■ Raw records:
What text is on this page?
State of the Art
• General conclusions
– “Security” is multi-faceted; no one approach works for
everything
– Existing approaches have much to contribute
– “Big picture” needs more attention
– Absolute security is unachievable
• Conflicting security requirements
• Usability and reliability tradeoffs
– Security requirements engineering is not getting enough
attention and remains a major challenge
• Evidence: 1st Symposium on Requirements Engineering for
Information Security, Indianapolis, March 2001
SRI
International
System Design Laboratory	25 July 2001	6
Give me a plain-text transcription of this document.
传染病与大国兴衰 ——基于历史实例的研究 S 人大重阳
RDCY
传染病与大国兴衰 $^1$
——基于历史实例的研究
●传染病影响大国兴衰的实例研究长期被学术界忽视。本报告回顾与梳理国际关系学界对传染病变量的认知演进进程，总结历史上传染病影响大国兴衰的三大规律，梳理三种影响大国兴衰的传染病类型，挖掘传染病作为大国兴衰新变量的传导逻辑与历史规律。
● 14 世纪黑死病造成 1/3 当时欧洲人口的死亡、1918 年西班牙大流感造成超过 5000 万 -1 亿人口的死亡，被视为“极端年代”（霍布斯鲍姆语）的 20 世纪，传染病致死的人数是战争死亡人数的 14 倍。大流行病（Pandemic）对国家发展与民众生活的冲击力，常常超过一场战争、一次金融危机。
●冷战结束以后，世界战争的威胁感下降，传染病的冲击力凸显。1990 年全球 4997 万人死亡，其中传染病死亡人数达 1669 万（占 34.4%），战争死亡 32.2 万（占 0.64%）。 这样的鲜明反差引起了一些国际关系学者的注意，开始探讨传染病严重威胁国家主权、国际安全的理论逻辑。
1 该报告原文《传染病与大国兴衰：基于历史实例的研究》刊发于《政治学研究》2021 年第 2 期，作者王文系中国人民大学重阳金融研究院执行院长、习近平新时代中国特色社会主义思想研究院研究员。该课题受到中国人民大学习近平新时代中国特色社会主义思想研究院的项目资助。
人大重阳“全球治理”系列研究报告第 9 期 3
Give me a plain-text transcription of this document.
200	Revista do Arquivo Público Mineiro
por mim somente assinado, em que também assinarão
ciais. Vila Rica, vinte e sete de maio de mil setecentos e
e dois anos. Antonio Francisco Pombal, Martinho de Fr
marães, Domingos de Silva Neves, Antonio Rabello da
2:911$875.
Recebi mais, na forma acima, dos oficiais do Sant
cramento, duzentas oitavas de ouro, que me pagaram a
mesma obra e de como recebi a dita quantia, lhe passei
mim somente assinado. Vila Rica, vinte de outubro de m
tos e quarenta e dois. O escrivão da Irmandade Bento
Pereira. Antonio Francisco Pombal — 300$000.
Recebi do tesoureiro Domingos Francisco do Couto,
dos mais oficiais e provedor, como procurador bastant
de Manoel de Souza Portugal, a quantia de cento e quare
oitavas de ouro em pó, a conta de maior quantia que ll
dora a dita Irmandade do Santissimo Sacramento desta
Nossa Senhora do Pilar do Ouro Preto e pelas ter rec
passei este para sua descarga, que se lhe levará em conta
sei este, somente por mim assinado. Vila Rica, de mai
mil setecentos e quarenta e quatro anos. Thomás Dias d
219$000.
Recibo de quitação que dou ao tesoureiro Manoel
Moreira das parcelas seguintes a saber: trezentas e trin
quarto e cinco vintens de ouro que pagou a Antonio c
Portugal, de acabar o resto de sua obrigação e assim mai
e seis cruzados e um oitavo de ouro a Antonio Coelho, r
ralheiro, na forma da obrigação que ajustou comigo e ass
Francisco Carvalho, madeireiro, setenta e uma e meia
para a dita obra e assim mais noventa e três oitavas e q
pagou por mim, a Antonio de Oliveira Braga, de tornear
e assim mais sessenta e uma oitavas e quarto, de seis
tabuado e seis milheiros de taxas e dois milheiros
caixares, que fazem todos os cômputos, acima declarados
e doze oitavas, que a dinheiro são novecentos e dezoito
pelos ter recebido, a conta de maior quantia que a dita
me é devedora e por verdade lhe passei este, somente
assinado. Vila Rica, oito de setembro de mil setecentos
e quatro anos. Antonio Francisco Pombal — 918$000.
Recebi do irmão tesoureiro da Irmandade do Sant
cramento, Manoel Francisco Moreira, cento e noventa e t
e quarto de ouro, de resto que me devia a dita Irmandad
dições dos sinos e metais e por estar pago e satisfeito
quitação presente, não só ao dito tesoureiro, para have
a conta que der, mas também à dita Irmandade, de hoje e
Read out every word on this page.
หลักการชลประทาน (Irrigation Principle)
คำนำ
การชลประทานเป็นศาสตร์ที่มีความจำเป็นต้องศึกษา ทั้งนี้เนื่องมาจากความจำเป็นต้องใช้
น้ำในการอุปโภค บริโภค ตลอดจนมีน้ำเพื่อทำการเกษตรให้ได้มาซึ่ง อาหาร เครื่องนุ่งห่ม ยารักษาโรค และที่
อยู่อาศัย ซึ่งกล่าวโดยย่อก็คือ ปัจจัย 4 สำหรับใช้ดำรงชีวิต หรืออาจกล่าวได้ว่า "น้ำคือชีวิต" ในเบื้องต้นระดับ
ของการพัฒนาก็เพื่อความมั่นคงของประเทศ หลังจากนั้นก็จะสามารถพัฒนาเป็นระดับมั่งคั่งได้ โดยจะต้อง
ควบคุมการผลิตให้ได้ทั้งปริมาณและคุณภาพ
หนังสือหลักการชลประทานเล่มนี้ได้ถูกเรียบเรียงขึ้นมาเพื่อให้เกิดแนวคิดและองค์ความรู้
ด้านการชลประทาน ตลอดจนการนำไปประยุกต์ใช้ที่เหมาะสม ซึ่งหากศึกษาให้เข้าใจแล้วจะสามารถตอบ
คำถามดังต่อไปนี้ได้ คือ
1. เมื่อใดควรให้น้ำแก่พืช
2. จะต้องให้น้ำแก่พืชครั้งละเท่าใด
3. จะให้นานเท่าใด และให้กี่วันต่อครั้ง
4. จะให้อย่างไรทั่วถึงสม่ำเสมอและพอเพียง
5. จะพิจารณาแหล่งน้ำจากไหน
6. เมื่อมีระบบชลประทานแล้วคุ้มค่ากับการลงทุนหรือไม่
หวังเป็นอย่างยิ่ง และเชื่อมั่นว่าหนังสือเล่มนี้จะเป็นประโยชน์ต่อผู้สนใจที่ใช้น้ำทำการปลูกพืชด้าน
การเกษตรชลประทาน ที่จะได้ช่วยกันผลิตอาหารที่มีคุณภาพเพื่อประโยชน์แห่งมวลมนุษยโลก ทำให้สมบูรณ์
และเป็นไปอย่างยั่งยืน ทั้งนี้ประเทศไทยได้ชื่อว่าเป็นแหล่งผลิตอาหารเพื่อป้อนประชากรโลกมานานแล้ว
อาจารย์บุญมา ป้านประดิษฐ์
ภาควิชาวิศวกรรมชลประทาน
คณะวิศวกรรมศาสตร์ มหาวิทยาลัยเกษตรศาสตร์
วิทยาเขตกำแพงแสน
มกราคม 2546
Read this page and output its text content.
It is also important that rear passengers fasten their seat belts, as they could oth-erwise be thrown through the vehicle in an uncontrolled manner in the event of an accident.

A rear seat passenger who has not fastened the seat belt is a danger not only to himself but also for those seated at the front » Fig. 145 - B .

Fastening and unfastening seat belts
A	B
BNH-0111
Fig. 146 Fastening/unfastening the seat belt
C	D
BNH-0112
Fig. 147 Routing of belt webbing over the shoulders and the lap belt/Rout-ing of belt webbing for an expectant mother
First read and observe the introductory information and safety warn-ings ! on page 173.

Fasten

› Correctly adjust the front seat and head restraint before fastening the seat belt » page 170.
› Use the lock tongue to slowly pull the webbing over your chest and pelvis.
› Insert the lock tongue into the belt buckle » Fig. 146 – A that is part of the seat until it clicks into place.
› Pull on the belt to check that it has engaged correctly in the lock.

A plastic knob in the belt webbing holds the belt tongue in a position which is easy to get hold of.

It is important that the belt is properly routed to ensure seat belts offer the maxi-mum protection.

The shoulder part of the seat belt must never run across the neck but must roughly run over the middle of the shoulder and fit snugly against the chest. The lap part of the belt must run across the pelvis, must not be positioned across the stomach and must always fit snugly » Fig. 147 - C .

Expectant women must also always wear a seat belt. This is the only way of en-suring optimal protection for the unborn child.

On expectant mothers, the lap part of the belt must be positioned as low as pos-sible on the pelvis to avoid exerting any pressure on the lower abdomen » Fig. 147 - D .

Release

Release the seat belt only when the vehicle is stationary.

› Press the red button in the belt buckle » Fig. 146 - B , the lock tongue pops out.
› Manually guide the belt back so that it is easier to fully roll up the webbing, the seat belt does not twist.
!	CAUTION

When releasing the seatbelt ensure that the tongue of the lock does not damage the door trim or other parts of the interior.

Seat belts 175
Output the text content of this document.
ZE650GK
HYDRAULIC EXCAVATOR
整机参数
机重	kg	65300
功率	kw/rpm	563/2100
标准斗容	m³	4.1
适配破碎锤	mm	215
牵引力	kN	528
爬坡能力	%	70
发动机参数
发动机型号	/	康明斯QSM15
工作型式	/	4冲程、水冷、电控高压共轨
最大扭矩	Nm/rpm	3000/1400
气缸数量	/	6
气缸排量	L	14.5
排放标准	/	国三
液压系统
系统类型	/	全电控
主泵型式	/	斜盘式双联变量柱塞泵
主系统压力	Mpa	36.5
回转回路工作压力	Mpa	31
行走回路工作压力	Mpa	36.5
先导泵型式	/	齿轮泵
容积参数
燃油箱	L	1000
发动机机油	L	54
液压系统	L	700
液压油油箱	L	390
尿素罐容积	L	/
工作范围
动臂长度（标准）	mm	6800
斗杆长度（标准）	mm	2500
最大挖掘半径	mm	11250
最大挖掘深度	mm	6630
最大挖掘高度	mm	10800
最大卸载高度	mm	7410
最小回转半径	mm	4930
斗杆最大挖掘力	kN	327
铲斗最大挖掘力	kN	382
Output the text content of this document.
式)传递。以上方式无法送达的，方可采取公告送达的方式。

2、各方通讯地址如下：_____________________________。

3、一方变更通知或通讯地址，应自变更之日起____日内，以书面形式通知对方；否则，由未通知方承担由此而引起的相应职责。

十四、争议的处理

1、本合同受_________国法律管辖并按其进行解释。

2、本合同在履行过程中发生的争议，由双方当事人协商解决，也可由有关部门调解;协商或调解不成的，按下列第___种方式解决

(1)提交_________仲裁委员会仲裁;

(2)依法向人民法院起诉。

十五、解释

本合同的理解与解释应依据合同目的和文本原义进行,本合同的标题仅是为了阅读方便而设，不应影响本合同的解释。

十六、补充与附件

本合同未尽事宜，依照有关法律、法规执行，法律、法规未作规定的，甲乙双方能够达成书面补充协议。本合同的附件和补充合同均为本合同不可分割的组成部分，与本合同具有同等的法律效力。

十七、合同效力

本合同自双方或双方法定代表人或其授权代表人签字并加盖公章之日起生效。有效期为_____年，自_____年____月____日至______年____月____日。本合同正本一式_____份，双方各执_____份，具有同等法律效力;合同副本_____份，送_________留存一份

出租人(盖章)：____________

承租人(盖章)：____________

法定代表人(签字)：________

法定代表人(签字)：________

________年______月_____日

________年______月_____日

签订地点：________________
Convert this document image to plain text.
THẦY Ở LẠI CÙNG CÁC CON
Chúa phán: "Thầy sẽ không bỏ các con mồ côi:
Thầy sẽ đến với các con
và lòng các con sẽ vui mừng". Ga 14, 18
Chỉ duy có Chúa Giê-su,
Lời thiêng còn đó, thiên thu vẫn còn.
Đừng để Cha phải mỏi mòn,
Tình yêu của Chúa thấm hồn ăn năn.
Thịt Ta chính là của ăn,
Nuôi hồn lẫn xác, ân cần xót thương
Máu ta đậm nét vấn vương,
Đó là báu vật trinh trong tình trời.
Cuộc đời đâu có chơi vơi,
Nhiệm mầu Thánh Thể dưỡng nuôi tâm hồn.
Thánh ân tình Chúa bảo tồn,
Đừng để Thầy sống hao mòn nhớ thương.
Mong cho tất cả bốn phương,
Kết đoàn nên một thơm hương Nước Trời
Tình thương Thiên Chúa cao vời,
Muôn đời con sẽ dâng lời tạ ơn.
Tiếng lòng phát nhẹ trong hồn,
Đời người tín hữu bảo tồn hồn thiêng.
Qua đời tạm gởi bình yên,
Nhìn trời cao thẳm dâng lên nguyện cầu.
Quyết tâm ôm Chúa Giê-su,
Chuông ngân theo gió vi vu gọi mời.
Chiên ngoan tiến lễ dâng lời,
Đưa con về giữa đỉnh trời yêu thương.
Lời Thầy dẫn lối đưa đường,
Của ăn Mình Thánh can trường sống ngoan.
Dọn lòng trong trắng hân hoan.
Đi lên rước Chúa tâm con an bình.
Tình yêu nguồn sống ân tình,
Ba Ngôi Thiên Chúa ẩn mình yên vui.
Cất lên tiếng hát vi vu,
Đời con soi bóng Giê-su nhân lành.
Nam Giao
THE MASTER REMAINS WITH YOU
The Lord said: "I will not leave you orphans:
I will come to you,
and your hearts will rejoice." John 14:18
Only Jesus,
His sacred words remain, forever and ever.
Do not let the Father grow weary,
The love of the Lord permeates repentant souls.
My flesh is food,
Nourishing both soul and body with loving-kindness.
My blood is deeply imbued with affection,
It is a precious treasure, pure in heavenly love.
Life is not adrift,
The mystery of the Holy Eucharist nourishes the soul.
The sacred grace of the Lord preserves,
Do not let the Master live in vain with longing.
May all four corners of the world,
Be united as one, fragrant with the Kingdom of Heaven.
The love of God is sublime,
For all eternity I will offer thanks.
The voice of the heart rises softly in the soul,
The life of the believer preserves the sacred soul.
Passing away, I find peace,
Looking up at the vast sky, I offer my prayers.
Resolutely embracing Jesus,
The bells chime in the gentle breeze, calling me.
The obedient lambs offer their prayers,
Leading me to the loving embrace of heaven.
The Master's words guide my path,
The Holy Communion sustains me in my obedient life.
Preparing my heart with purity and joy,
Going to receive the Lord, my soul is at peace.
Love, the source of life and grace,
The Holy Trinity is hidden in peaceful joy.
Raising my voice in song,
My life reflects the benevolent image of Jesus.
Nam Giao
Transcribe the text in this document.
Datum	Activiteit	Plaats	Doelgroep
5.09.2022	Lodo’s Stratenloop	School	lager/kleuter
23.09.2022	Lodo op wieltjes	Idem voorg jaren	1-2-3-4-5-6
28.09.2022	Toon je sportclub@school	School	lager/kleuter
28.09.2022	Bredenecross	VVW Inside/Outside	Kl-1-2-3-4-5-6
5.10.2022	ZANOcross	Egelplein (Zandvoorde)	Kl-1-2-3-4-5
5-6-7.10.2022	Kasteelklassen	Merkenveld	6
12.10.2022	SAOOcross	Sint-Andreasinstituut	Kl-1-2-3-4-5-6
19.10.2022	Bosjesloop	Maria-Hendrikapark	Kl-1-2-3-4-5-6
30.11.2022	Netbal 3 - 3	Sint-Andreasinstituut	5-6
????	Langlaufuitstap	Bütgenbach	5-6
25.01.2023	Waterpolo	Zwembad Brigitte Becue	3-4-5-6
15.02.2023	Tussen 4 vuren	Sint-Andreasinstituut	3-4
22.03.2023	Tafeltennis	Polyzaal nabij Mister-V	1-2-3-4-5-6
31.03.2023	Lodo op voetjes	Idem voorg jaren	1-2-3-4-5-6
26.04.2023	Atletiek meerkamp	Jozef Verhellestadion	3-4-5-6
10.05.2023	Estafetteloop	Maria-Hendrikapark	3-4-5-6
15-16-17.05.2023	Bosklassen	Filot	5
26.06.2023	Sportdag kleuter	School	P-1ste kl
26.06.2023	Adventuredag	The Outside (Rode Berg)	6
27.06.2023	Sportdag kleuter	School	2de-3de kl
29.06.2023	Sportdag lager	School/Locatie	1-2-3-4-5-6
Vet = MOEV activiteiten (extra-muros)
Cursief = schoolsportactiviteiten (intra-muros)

■ Problem: From the entries, copy out each line containing the word "prayers".

■ Result:
Looking up at the vast sky, I offer my prayers.
The obedient lambs offer their prayers,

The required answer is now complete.